Count the lines in the entries below that contain the string "month", treating uppercase and lowercase as different. Reply with the number alone.

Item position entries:

»»

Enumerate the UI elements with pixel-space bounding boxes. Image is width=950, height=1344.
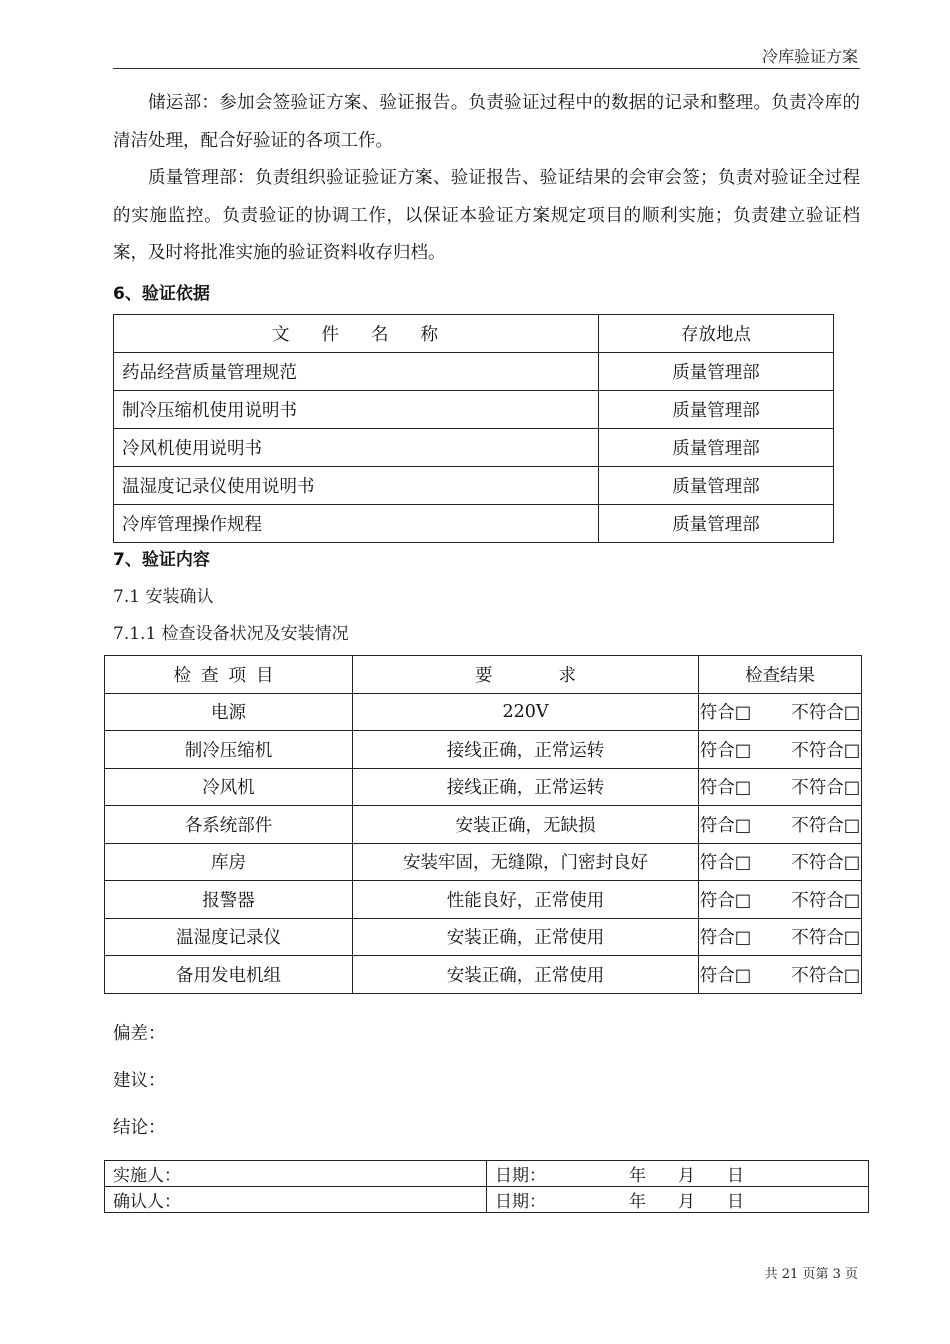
table-row bbox=[105, 843, 862, 881]
col-header-requirement: 要求 bbox=[353, 656, 699, 694]
doc-name: 温湿度记录仪使用说明书 bbox=[114, 467, 599, 505]
inspection-item: 温湿度记录仪 bbox=[105, 918, 353, 956]
inspection-item: 库房 bbox=[105, 843, 353, 881]
section7-heading: 7、验证内容 bbox=[113, 550, 210, 570]
deviation-label: 偏差： bbox=[113, 1024, 166, 1044]
pass-checkbox[interactable]: 符合□ bbox=[699, 890, 752, 911]
day-label: 日 bbox=[727, 1192, 744, 1212]
inspection-requirement: 220V bbox=[353, 693, 699, 731]
col-header-name: 文件名称 bbox=[114, 315, 599, 353]
doc-name: 冷风机使用说明书 bbox=[114, 429, 599, 467]
fail-checkbox[interactable]: 不符合□ bbox=[791, 965, 861, 986]
table-row bbox=[105, 731, 862, 769]
table-row bbox=[114, 467, 834, 505]
inspection-item: 各系统部件 bbox=[105, 806, 353, 844]
doc-location: 质量管理部 bbox=[599, 467, 834, 505]
suggestion-label: 建议： bbox=[113, 1071, 166, 1091]
table-row bbox=[114, 353, 834, 391]
result-cell bbox=[699, 956, 862, 994]
table-row bbox=[105, 768, 862, 806]
inspection-requirement: 安装正确，无缺损 bbox=[353, 806, 699, 844]
fail-checkbox[interactable]: 不符合□ bbox=[791, 778, 861, 799]
pass-checkbox[interactable]: 符合□ bbox=[699, 853, 752, 874]
col-header-result: 检查结果 bbox=[699, 656, 862, 694]
doc-name: 冷库管理操作规程 bbox=[114, 505, 599, 543]
inspection-table bbox=[104, 655, 862, 994]
inspection-requirement: 安装正确，正常使用 bbox=[353, 918, 699, 956]
doc-location: 质量管理部 bbox=[599, 353, 834, 391]
year-label: 年 bbox=[629, 1192, 646, 1212]
result-cell bbox=[699, 731, 862, 769]
subsection-7-1-1: 7.1.1 检查设备状况及安装情况 bbox=[113, 624, 349, 644]
section6-heading: 6、验证依据 bbox=[113, 284, 210, 304]
year-label: 年 bbox=[629, 1166, 646, 1186]
basis-table bbox=[113, 314, 834, 543]
pass-checkbox[interactable]: 符合□ bbox=[699, 703, 752, 724]
fail-checkbox[interactable]: 不符合□ bbox=[791, 815, 861, 836]
inspection-requirement: 接线正确，正常运转 bbox=[353, 731, 699, 769]
inspection-requirement: 性能良好，正常使用 bbox=[353, 881, 699, 919]
doc-location: 质量管理部 bbox=[599, 505, 834, 543]
inspection-item: 冷风机 bbox=[105, 768, 353, 806]
month-label: 月 bbox=[678, 1192, 695, 1212]
pass-checkbox[interactable]: 符合□ bbox=[699, 928, 752, 949]
paragraph-quality-dept: 质量管理部：负责组织验证验证方案、验证报告、验证结果的会审会签；负责对验证全过程的实施监控。负责验证的协调工作，以保证本验证方案规定项目的顺利实施；负责建立验证档案，及时将批准实施的验证资料收存归档。 bbox=[113, 168, 860, 263]
pass-checkbox[interactable]: 符合□ bbox=[699, 965, 752, 986]
table-row bbox=[105, 881, 862, 919]
inspection-requirement: 接线正确，正常运转 bbox=[353, 768, 699, 806]
pass-checkbox[interactable]: 符合□ bbox=[699, 740, 752, 761]
inspection-item: 电源 bbox=[105, 693, 353, 731]
inspection-requirement: 安装牢固，无缝隙，门密封良好 bbox=[353, 843, 699, 881]
table-row bbox=[114, 391, 834, 429]
doc-name: 药品经营质量管理规范 bbox=[114, 353, 599, 391]
fail-checkbox[interactable]: 不符合□ bbox=[791, 853, 861, 874]
fail-checkbox[interactable]: 不符合□ bbox=[791, 703, 861, 724]
table-row bbox=[105, 956, 862, 994]
result-cell bbox=[699, 806, 862, 844]
result-cell bbox=[699, 843, 862, 881]
col-header-location: 存放地点 bbox=[599, 315, 834, 353]
date-label: 日期： bbox=[495, 1192, 546, 1212]
inspection-item: 备用发电机组 bbox=[105, 956, 353, 994]
result-cell bbox=[699, 693, 862, 731]
header-divider bbox=[113, 68, 860, 69]
fail-checkbox[interactable]: 不符合□ bbox=[791, 890, 861, 911]
basis-table-header bbox=[114, 315, 834, 353]
table-row bbox=[105, 1187, 869, 1213]
day-label: 日 bbox=[727, 1166, 744, 1186]
pass-checkbox[interactable]: 符合□ bbox=[699, 778, 752, 799]
conclusion-label: 结论： bbox=[113, 1118, 166, 1138]
pass-checkbox[interactable]: 符合□ bbox=[699, 815, 752, 836]
table-row bbox=[105, 693, 862, 731]
fail-checkbox[interactable]: 不符合□ bbox=[791, 740, 861, 761]
implementer-label: 实施人： bbox=[105, 1161, 487, 1187]
doc-location: 质量管理部 bbox=[599, 429, 834, 467]
result-cell bbox=[699, 881, 862, 919]
signoff-table bbox=[104, 1160, 869, 1213]
table-row bbox=[105, 918, 862, 956]
col-header-item: 检查项目 bbox=[105, 656, 353, 694]
inspection-item: 报警器 bbox=[105, 881, 353, 919]
table-row bbox=[114, 505, 834, 543]
inspection-item: 制冷压缩机 bbox=[105, 731, 353, 769]
table-row bbox=[105, 1161, 869, 1187]
inspection-requirement: 安装正确，正常使用 bbox=[353, 956, 699, 994]
fail-checkbox[interactable]: 不符合□ bbox=[791, 928, 861, 949]
month-label: 月 bbox=[678, 1166, 695, 1186]
table-row bbox=[114, 429, 834, 467]
table-row bbox=[105, 806, 862, 844]
confirmer-label: 确认人： bbox=[105, 1187, 487, 1213]
result-cell bbox=[699, 918, 862, 956]
header-title: 冷库验证方案 bbox=[761, 47, 858, 66]
confirm-date-cell bbox=[487, 1187, 869, 1213]
result-cell bbox=[699, 768, 862, 806]
page-number: 共 21 页第 3 页 bbox=[764, 1267, 858, 1282]
inspection-table-header bbox=[105, 656, 862, 694]
date-label: 日期： bbox=[495, 1166, 546, 1186]
paragraph-storage-dept: 储运部：参加会签验证方案、验证报告。负责验证过程中的数据的记录和整理。负责冷库的清洁处理，配合好验证的各项工作。 bbox=[113, 93, 860, 151]
subsection-7-1: 7.1 安装确认 bbox=[113, 587, 214, 607]
doc-name: 制冷压缩机使用说明书 bbox=[114, 391, 599, 429]
implement-date-cell bbox=[487, 1161, 869, 1187]
doc-location: 质量管理部 bbox=[599, 391, 834, 429]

««

**Answer in full:** 2